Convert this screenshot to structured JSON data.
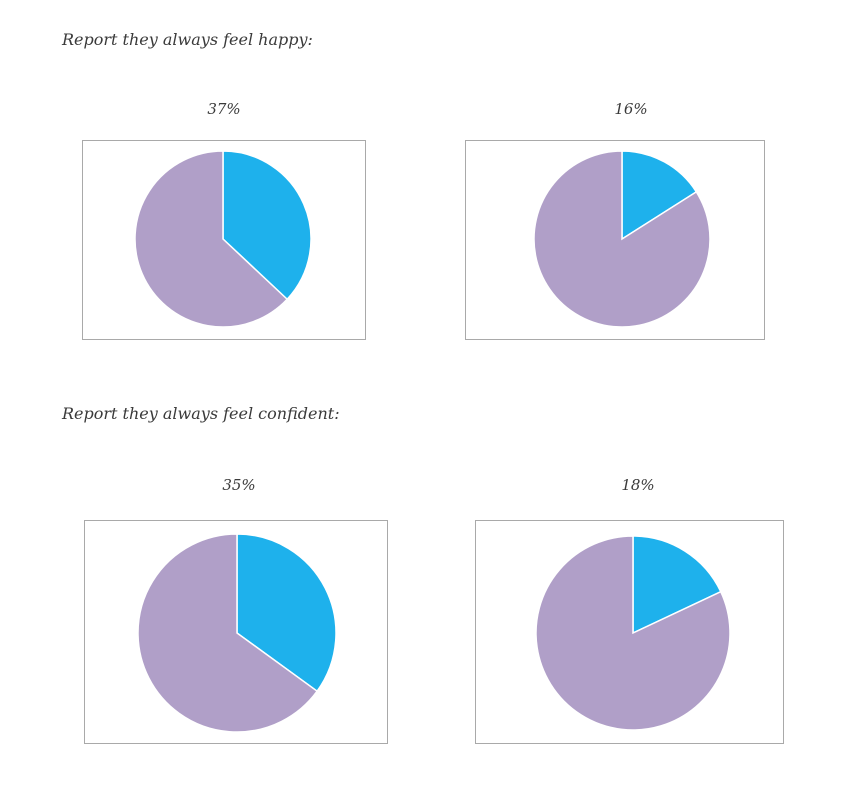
{
  "sections": [
    {
      "heading": "Report they always feel happy:"
    },
    {
      "heading": "Report they always feel confident:"
    }
  ],
  "colors": {
    "highlight": "#1eb1ec",
    "remainder": "#b09fc8",
    "frame_border": "#a9a9a9"
  },
  "chart_data": [
    {
      "type": "pie",
      "title": "37%",
      "values": [
        37,
        63
      ]
    },
    {
      "type": "pie",
      "title": "16%",
      "values": [
        16,
        84
      ]
    },
    {
      "type": "pie",
      "title": "35%",
      "values": [
        35,
        65
      ]
    },
    {
      "type": "pie",
      "title": "18%",
      "values": [
        18,
        82
      ]
    }
  ]
}
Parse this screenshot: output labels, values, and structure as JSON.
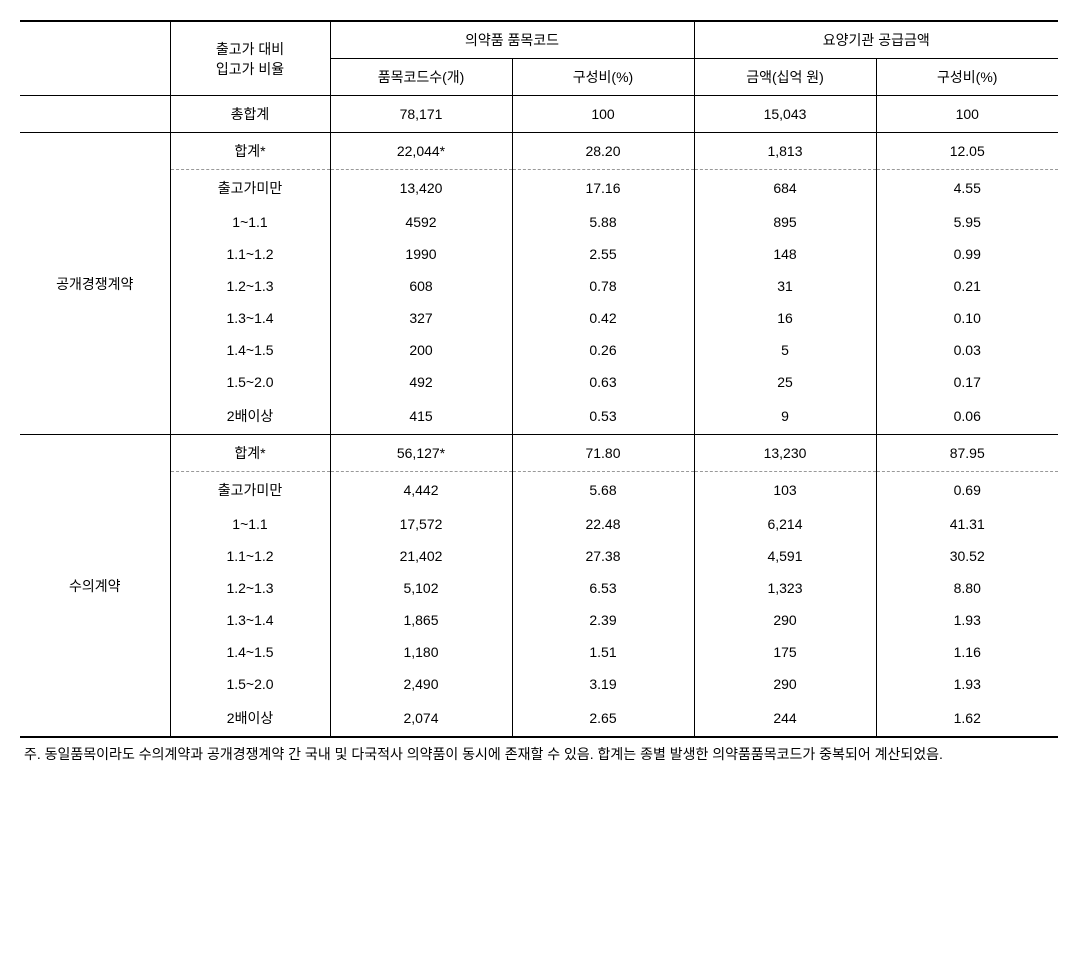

* * *

Every entry above is to be set down exactly; the pictures are to be left out.

OUTPUT FOR THIS EXERCISE:
Convert this screenshot to structured JSON data.
{
  "sections": [
    {
      "heading": "Report they always feel happy:"
    },
    {
      "heading": "Report they always feel confident:"
    }
  ],
  "colors": {
    "highlight": "#1eb1ec",
    "remainder": "#b09fc8",
    "frame_border": "#a9a9a9"
  },
  "chart_data": [
    {
      "type": "pie",
      "title": "37%",
      "values": [
        37,
        63
      ]
    },
    {
      "type": "pie",
      "title": "16%",
      "values": [
        16,
        84
      ]
    },
    {
      "type": "pie",
      "title": "35%",
      "values": [
        35,
        65
      ]
    },
    {
      "type": "pie",
      "title": "18%",
      "values": [
        18,
        82
      ]
    }
  ]
}
Parse this screenshot: output labels, values, and structure as JSON.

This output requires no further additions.